WHAT YOU WILL DO → All records should be reproduced verbatim.

━━━━━━━━━━━━━━━━━━━━

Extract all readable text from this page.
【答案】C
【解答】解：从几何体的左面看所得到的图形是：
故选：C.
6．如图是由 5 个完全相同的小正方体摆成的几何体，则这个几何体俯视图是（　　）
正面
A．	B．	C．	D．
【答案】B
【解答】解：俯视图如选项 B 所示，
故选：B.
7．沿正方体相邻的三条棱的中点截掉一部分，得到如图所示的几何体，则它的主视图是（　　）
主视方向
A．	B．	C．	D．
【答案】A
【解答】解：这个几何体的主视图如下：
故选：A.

━━━━━━━━━━━━━━━━━━━━

FULL RESPONSE →
Extract all readable text from this page.
【答案】C
【解答】解：从几何体的左面看所得到的图形是：
故选：C.
6．如图是由 5 个完全相同的小正方体摆成的几何体，则这个几何体俯视图是（　　）
正面
A．	B．	C．	D．
【答案】B
【解答】解：俯视图如选项 B 所示，
故选：B.
7．沿正方体相邻的三条棱的中点截掉一部分，得到如图所示的几何体，则它的主视图是（　　）
主视方向
A．	B．	C．	D．
【答案】A
【解答】解：这个几何体的主视图如下：
故选：A.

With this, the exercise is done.